In full and without deviation, write out the entries that follow.

(Source records)
-=-=-
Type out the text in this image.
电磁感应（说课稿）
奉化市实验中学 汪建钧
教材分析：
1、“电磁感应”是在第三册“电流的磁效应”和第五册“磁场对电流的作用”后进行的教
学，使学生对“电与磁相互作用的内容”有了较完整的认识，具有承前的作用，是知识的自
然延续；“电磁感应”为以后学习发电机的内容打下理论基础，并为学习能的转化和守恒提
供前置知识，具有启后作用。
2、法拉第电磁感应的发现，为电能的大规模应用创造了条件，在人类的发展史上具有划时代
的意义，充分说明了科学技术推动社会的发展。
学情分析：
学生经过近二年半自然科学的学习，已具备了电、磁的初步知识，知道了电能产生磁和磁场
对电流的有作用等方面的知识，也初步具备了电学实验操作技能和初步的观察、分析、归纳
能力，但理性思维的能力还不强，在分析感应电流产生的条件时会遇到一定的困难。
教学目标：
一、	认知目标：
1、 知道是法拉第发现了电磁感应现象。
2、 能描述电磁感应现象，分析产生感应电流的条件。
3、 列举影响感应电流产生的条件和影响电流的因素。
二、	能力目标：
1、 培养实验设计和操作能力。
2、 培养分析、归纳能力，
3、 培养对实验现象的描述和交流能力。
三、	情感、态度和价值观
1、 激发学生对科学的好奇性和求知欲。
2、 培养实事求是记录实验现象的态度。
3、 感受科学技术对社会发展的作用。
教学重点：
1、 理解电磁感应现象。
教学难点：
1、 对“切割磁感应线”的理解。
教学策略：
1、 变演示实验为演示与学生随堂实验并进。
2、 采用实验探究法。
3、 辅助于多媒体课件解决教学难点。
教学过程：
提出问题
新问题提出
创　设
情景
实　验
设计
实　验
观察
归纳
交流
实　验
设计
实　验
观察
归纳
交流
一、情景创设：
-=-=-
» **Task result**:
Type out the text in this image.
电磁感应（说课稿）
奉化市实验中学 汪建钧
教材分析：
1、“电磁感应”是在第三册“电流的磁效应”和第五册“磁场对电流的作用”后进行的教
学，使学生对“电与磁相互作用的内容”有了较完整的认识，具有承前的作用，是知识的自
然延续；“电磁感应”为以后学习发电机的内容打下理论基础，并为学习能的转化和守恒提
供前置知识，具有启后作用。
2、法拉第电磁感应的发现，为电能的大规模应用创造了条件，在人类的发展史上具有划时代
的意义，充分说明了科学技术推动社会的发展。
学情分析：
学生经过近二年半自然科学的学习，已具备了电、磁的初步知识，知道了电能产生磁和磁场
对电流的有作用等方面的知识，也初步具备了电学实验操作技能和初步的观察、分析、归纳
能力，但理性思维的能力还不强，在分析感应电流产生的条件时会遇到一定的困难。
教学目标：
一、	认知目标：
1、 知道是法拉第发现了电磁感应现象。
2、 能描述电磁感应现象，分析产生感应电流的条件。
3、 列举影响感应电流产生的条件和影响电流的因素。
二、	能力目标：
1、 培养实验设计和操作能力。
2、 培养分析、归纳能力，
3、 培养对实验现象的描述和交流能力。
三、	情感、态度和价值观
1、 激发学生对科学的好奇性和求知欲。
2、 培养实事求是记录实验现象的态度。
3、 感受科学技术对社会发展的作用。
教学重点：
1、 理解电磁感应现象。
教学难点：
1、 对“切割磁感应线”的理解。
教学策略：
1、 变演示实验为演示与学生随堂实验并进。
2、 采用实验探究法。
3、 辅助于多媒体课件解决教学难点。
教学过程：
提出问题
新问题提出
创　设
情景
实　验
设计
实　验
观察
归纳
交流
实　验
设计
实　验
观察
归纳
交流
一、情景创设：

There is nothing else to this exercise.